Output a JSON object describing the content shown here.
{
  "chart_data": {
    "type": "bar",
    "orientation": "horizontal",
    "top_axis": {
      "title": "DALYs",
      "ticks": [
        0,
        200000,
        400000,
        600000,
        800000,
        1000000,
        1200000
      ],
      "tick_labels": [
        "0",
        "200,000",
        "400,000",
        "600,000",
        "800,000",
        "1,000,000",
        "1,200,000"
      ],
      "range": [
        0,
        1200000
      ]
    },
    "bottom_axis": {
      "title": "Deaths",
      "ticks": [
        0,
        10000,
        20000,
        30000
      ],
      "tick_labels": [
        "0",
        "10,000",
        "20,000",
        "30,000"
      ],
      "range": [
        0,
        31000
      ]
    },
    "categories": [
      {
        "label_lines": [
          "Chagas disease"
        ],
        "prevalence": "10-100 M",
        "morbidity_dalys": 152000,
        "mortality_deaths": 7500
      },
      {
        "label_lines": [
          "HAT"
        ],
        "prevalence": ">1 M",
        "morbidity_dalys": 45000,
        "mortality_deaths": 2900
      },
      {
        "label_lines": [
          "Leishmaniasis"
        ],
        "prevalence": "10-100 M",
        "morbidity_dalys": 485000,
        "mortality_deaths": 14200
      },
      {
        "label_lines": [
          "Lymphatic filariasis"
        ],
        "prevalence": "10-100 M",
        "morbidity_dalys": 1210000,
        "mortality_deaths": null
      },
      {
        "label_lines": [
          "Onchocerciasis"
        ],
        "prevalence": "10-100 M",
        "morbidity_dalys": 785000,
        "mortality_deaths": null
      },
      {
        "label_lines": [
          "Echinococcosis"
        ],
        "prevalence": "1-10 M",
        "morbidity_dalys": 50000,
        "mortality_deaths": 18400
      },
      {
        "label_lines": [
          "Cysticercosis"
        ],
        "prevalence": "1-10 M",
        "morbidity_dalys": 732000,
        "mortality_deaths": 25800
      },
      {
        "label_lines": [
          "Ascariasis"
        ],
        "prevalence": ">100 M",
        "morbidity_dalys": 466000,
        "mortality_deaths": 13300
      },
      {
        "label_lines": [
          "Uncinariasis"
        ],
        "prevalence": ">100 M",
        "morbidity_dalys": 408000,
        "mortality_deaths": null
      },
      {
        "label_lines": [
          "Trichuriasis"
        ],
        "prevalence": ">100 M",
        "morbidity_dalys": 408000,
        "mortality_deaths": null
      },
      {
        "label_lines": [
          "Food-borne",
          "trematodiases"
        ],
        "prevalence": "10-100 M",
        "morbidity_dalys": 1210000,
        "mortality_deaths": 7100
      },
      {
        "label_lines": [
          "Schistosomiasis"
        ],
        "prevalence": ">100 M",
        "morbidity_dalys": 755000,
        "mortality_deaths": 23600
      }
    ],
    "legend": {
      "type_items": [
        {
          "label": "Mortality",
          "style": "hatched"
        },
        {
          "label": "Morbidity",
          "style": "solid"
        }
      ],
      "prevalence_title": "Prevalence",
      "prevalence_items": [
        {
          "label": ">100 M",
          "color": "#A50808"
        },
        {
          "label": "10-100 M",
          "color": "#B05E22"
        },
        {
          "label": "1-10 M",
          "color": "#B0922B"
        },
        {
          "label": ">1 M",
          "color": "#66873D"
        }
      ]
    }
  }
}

================================

In the listing above, find the lines holding the word "color" and copy them.

          "color": "#A50808"
          "color": "#B05E22"
          "color": "#B0922B"
          "color": "#66873D"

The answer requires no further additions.